The exercise:
Of all the lines in the material, how many include the word "JSON"? Give only the number.
------------------------
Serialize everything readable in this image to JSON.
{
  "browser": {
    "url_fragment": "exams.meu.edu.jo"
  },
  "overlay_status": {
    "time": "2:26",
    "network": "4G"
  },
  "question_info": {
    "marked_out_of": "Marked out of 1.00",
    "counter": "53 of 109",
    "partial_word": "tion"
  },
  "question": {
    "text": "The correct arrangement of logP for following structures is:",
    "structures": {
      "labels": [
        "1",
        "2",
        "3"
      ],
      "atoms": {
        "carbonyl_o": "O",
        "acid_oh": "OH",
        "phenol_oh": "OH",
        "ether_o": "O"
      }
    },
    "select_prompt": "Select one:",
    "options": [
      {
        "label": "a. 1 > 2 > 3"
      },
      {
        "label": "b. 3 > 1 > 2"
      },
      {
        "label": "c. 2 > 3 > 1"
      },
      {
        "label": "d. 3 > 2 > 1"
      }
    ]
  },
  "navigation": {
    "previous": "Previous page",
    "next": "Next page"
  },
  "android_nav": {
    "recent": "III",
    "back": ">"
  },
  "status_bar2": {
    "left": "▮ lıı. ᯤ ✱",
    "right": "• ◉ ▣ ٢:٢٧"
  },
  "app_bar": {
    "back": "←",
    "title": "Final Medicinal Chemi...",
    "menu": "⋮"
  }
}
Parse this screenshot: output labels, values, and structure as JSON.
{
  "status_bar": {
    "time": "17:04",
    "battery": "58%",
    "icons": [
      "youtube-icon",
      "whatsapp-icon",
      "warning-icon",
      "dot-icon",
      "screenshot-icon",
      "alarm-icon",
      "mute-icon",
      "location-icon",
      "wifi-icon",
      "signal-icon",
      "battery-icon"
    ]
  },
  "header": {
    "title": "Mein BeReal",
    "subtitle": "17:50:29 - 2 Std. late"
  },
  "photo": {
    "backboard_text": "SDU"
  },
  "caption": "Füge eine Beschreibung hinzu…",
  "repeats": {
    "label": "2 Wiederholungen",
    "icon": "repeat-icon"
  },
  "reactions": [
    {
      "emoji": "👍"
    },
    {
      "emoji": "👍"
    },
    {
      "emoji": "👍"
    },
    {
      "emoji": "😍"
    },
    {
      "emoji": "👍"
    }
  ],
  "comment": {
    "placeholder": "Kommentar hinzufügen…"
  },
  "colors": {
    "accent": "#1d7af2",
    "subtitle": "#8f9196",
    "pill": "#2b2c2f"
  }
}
------------------------
Task result:
2